▸ **Data provided**:
#####
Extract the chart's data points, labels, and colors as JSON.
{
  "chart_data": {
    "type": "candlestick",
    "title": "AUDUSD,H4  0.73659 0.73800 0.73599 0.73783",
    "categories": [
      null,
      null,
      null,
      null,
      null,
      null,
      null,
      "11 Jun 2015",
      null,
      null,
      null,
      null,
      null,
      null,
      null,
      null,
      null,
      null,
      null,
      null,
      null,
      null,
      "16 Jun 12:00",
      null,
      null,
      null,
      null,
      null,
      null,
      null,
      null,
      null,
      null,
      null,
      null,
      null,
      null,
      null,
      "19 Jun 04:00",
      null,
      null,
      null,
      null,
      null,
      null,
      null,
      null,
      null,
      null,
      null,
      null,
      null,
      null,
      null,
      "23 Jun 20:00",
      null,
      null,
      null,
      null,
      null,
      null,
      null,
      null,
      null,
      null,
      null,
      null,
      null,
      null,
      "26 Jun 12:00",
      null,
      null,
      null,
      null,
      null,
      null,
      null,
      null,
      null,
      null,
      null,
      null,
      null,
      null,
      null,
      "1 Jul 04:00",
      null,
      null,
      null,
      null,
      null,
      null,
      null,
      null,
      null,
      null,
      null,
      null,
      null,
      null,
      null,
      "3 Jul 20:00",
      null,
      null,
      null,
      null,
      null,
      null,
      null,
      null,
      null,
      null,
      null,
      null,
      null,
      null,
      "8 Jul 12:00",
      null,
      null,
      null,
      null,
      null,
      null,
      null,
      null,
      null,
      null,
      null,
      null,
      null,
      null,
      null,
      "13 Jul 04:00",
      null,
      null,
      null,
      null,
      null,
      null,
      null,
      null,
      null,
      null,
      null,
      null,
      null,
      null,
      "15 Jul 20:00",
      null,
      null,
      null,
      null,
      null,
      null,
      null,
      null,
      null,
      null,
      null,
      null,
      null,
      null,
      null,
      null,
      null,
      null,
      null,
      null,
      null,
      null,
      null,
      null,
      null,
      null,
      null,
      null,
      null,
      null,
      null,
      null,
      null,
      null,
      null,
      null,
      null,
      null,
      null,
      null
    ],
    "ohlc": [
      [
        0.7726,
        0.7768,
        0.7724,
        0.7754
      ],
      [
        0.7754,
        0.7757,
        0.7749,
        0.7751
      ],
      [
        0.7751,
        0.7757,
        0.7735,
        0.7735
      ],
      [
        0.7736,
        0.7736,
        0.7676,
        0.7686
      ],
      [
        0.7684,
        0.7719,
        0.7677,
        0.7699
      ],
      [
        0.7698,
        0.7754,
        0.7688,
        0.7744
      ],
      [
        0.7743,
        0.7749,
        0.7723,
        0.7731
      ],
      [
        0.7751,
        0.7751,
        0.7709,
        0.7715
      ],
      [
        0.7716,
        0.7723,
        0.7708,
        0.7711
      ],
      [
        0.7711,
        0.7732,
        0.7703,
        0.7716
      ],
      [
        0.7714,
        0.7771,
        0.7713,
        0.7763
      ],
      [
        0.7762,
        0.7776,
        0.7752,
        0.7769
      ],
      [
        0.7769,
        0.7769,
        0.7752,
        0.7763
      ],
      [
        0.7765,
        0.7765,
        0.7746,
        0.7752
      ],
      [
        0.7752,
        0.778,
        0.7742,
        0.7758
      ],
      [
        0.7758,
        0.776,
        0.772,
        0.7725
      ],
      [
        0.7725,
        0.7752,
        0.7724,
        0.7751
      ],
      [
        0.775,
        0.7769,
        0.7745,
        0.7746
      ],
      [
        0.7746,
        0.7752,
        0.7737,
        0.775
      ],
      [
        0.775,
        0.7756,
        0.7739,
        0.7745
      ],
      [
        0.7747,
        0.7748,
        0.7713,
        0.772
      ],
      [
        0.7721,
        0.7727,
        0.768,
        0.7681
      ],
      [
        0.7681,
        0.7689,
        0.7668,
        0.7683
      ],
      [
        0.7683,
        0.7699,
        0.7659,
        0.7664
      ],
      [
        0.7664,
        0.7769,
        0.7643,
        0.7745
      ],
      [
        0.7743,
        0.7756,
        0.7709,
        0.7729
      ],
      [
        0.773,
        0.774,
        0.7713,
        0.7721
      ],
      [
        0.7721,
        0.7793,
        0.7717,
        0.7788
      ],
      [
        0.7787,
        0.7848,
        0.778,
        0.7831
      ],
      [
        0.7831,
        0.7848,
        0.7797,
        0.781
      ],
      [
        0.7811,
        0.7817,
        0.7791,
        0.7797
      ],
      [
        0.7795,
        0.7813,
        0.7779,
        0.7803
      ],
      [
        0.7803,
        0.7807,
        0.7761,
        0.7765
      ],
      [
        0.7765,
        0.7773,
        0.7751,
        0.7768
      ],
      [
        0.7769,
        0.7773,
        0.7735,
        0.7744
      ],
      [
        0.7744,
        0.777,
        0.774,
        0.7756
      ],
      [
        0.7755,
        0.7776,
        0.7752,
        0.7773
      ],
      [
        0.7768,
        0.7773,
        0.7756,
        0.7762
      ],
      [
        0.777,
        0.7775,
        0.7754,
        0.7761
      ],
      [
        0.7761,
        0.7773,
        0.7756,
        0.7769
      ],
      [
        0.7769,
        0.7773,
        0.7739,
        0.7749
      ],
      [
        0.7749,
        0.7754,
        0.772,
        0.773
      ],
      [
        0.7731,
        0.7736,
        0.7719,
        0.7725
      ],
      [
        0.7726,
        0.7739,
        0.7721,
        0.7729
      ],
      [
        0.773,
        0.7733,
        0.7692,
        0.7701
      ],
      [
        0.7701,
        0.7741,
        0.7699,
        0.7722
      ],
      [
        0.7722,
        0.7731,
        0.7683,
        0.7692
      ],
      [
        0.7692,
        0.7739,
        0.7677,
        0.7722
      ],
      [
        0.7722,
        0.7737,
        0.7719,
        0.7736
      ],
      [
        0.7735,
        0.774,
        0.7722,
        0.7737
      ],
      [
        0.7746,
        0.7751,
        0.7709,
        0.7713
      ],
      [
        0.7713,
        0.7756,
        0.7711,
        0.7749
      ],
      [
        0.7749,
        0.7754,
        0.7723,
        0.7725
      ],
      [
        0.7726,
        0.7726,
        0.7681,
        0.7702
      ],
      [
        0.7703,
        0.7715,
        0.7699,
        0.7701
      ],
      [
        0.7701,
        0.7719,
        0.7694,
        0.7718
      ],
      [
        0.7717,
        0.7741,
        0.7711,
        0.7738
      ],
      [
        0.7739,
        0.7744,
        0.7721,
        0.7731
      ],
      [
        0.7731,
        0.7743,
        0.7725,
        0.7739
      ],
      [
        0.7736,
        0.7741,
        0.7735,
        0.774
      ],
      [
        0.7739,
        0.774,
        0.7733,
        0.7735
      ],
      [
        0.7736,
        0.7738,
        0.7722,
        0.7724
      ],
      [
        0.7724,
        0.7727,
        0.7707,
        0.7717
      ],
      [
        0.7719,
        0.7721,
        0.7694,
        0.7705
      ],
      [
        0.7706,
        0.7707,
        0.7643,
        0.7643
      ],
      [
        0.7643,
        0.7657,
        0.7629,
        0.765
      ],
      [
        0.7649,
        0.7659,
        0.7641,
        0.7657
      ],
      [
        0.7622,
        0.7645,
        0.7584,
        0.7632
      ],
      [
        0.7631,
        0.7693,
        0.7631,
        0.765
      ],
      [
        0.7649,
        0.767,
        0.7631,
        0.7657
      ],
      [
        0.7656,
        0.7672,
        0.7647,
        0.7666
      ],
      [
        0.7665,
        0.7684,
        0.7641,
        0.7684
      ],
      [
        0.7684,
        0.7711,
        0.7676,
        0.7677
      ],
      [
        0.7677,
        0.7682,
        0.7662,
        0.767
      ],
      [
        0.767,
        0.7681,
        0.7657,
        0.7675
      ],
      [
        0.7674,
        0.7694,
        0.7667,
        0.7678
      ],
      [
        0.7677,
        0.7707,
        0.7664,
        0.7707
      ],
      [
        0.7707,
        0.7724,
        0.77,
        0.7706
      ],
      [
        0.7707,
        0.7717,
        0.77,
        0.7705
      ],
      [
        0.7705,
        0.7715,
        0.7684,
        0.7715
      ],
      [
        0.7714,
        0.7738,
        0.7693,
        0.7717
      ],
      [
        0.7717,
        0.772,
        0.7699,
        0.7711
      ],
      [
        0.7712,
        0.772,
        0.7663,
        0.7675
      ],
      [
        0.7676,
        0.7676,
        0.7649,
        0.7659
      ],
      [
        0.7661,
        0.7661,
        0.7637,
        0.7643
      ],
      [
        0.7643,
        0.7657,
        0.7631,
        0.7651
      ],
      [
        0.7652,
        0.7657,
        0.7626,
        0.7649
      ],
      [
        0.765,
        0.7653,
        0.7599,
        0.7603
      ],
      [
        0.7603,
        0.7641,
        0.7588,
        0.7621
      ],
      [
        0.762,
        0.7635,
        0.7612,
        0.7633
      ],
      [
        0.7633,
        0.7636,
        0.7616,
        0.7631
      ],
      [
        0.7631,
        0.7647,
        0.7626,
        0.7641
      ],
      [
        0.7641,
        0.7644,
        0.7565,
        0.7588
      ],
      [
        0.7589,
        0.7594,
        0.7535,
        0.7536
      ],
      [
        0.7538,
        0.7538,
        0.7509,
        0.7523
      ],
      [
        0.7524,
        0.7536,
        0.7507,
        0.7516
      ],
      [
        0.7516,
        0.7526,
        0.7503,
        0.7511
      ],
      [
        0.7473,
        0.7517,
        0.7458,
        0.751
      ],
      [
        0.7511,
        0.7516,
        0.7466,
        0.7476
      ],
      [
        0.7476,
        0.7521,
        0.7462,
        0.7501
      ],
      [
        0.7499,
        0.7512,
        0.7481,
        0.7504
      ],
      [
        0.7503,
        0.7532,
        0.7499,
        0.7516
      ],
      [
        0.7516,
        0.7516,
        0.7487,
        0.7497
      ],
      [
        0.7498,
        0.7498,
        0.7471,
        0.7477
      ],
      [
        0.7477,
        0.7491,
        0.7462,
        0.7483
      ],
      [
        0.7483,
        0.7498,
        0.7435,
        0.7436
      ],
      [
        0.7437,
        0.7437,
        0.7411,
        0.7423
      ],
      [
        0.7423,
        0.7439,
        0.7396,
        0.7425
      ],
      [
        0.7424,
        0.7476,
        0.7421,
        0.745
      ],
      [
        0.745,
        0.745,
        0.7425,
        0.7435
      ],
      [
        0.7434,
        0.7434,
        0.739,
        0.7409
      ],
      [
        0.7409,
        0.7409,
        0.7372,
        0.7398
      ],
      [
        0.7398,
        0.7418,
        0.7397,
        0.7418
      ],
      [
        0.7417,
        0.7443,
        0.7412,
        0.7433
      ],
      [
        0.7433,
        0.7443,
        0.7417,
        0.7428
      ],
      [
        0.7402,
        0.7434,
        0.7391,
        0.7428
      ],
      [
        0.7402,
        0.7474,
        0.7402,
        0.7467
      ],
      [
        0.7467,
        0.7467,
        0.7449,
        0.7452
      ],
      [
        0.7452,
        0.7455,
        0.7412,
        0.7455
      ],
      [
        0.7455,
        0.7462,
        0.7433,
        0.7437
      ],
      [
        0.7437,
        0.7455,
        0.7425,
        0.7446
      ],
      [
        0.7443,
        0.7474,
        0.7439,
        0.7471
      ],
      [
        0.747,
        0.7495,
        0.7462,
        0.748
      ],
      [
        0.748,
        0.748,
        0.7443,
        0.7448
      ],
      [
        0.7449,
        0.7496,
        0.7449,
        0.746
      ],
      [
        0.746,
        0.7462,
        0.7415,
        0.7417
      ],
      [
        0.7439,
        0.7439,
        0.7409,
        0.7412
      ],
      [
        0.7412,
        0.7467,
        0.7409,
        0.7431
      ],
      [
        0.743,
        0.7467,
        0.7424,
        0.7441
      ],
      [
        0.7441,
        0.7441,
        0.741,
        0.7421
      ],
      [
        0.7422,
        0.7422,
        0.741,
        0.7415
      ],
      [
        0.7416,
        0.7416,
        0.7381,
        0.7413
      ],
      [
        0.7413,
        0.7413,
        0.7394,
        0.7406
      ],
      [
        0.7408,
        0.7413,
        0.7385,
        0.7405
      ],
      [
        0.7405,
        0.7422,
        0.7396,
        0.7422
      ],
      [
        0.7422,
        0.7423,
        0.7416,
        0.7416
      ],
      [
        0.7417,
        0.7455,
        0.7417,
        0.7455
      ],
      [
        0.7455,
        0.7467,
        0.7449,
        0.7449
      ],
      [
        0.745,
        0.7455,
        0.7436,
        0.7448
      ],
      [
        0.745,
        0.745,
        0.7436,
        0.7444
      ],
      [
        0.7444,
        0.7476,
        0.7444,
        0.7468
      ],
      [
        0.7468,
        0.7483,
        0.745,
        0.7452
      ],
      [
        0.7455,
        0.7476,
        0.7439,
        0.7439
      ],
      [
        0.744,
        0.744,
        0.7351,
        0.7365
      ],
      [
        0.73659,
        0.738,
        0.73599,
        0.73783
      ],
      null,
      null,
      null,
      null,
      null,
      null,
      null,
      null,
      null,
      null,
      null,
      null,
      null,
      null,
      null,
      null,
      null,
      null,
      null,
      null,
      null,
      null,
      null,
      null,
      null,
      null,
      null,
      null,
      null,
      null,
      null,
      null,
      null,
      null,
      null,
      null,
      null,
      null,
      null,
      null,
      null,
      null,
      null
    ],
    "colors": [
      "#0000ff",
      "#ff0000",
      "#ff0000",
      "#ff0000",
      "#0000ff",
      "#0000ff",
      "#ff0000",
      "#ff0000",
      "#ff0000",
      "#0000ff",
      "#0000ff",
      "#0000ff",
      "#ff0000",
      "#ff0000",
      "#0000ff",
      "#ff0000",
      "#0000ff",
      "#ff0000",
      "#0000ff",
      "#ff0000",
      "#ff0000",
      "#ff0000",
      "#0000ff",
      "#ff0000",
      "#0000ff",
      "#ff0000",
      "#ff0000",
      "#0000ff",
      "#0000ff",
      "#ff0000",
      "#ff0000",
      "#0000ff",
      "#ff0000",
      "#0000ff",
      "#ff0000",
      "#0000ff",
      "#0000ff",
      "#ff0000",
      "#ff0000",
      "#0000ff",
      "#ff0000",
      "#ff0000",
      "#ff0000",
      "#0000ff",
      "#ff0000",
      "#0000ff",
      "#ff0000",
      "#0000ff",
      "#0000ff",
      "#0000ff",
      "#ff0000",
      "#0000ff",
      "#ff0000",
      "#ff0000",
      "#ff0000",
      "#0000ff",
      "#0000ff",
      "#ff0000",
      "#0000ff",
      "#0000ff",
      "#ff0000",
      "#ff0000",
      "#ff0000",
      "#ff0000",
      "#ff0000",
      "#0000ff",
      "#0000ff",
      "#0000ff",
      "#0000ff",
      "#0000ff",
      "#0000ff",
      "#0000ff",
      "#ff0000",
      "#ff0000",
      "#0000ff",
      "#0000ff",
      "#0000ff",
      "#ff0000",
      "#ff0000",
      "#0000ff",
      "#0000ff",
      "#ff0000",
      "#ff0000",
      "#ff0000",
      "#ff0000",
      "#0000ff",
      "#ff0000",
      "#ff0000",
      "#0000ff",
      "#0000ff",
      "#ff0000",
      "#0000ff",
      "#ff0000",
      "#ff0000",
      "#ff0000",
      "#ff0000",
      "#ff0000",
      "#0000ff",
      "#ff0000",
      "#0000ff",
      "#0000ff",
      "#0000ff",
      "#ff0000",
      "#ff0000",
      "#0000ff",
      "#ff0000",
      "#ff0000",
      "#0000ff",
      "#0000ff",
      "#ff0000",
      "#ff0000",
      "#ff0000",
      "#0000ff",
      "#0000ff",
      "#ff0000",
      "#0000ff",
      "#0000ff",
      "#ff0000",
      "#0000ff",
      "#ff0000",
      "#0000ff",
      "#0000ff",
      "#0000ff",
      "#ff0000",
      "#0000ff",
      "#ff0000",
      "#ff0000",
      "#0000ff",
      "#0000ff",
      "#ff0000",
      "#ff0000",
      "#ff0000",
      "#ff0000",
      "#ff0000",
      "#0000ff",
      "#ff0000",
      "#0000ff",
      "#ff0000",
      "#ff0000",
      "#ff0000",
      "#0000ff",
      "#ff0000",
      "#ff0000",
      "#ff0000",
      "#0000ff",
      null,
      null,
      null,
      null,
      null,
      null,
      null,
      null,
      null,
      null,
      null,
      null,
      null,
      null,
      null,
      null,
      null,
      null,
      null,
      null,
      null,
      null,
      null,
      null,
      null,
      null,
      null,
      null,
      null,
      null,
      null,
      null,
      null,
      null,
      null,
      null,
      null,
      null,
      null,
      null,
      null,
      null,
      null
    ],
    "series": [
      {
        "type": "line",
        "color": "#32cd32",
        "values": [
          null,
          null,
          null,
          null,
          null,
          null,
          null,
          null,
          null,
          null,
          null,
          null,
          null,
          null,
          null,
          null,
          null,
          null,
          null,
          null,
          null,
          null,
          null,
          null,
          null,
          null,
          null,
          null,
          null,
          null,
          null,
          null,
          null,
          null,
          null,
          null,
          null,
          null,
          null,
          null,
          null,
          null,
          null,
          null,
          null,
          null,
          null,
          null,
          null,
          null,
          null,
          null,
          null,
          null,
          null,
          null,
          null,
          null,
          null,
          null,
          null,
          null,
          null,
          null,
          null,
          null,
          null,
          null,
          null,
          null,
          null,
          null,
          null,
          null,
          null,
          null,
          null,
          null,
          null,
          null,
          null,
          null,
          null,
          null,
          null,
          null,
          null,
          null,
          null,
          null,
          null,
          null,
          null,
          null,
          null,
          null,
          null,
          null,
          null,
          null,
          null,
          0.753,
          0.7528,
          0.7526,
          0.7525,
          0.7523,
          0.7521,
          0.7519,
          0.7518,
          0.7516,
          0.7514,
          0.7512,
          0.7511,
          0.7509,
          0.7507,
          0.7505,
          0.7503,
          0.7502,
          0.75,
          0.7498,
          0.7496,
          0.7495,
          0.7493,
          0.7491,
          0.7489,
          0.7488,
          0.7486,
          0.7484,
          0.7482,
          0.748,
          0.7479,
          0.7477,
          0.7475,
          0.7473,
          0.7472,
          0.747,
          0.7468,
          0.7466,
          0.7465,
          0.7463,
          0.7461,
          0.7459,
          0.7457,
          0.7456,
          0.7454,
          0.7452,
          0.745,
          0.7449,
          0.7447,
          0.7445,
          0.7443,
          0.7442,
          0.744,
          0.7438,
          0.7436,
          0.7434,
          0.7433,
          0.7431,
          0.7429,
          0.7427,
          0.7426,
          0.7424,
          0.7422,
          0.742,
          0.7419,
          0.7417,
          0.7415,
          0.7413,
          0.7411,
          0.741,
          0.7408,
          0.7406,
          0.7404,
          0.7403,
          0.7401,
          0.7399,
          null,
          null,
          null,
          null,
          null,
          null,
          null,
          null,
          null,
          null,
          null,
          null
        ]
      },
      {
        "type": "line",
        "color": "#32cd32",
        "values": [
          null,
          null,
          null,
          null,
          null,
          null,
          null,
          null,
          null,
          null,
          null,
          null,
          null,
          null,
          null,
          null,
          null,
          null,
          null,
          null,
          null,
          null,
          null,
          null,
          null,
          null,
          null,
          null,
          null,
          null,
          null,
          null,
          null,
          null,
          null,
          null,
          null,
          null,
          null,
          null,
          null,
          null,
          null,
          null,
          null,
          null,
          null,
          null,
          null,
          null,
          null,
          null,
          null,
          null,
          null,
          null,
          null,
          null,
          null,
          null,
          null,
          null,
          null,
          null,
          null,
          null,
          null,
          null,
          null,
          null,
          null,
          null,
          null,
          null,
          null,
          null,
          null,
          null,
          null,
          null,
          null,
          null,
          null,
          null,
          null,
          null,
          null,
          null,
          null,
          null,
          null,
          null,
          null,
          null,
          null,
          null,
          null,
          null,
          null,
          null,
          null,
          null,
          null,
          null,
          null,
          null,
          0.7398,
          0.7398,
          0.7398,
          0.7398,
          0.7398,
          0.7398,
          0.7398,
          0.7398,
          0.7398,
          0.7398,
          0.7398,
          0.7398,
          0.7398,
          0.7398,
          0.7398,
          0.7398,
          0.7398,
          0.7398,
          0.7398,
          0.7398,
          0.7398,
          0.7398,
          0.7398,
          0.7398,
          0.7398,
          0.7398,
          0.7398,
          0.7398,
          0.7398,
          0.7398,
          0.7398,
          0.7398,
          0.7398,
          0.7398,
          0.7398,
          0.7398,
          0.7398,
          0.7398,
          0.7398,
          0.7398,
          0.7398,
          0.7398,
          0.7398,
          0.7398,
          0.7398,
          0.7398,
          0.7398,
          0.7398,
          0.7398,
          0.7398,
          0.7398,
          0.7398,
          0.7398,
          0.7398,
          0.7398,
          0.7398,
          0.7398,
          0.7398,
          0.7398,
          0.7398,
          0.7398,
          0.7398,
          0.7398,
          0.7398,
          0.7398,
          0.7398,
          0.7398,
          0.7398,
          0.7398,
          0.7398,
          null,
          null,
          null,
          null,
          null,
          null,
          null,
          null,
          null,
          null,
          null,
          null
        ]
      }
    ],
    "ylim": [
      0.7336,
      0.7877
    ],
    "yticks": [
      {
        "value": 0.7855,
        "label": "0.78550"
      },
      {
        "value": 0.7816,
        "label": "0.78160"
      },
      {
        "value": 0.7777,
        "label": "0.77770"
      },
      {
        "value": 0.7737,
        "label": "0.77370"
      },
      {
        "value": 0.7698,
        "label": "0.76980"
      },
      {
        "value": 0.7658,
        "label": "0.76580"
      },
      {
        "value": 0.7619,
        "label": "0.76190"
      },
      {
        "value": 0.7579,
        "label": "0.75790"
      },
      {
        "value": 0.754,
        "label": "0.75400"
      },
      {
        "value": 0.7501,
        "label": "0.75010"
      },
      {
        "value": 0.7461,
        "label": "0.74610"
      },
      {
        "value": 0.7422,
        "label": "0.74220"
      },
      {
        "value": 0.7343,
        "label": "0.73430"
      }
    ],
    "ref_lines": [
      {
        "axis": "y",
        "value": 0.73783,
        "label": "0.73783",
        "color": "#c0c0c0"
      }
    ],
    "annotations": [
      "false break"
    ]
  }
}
#####
▸ **Exercise requirements**: Tally the lines above that contain the word "colors", and reply with only the number.

▸ **Exercise result**: 2